▸ **Задание**:
Ответьте по приведенному ниже отрывку о юмореске Чехова:
(a) В каком году написана юмореска «Господа обыватели»?
(b) Как, согласно цитате из монографии Чудакова, называется явление, при котором в построении разных уровней ощущается единый принцип?
(c) Во что сморкается брандмейстер?

▸ **Фрагмент текста**:
С. Воложин
Чехов. Господа обыватели
Художественный смысл
Личность дезавуирует её идею для целей идеи иной, типа иномирия. |
Продукт скуки
В названии есть два смысла. Один – чеховское повествование скучно (даже если это юмореска; здесь – “Господа обыватели”, 1884). Второй смысл – я этой юмореской занялся от скуки (слишком много литературной дряни кругом – нечего читать и разбирать, что само по себе есть скука; а Чехов – гений, есть шанс, что в любой ерунде его можно найти перец; для меня перцем является след подсознательного идеала автора).
В связи с этим подсознательным (категории достаточно мутной) я обратил внимание в монографии Чудакова “Поэтика Чехова” (1971) на такие слова:
"Читатель художественного произведения интуитивно ощущает, что и в сюжете, и в манере изложения автора, и в изображении героев есть нечто общее, какое-то внутреннее единство. Другими словами, в построении разных уровней ощущается какой-то единый принцип. Это явление носит название изоморфизма”.
Или "единство художественного мира”.
Плохо только, что верхним уровнем произведения Чудаков считает идею произведения, а для меня в последнее время наличие явно ощущаемой идеи сопряжено с переходом произведения в разряд прикладного искусства (приложенного к заранее знаемой идее).
Ну поанализмруем.
К повествовательному уровню относится (вначале смотрим):
"Городской голова (почавкав губами и медленно поковыряв у себя в ухе)”.
“Брандмейстер... (сморкается в клетчатый платок)… (вытирает лысину)… (поднимает вверх руку)… (расстегивает жилетку, вздыхает и продолжает речь в том же духе)”.

▸ **Данные**:
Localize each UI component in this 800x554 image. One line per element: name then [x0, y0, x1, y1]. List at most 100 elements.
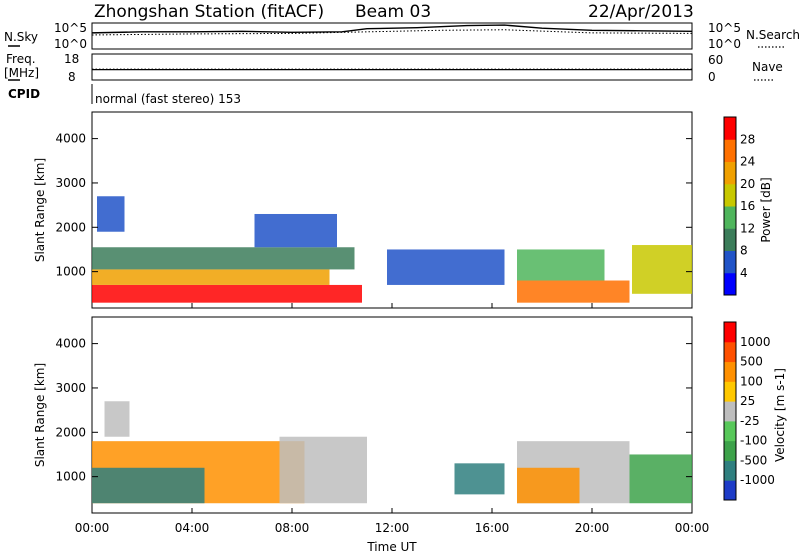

▸ **Правильный ответ**:
(a) В 1884 году.
(b) Изоморфизм.
(c) В клетчатый платок.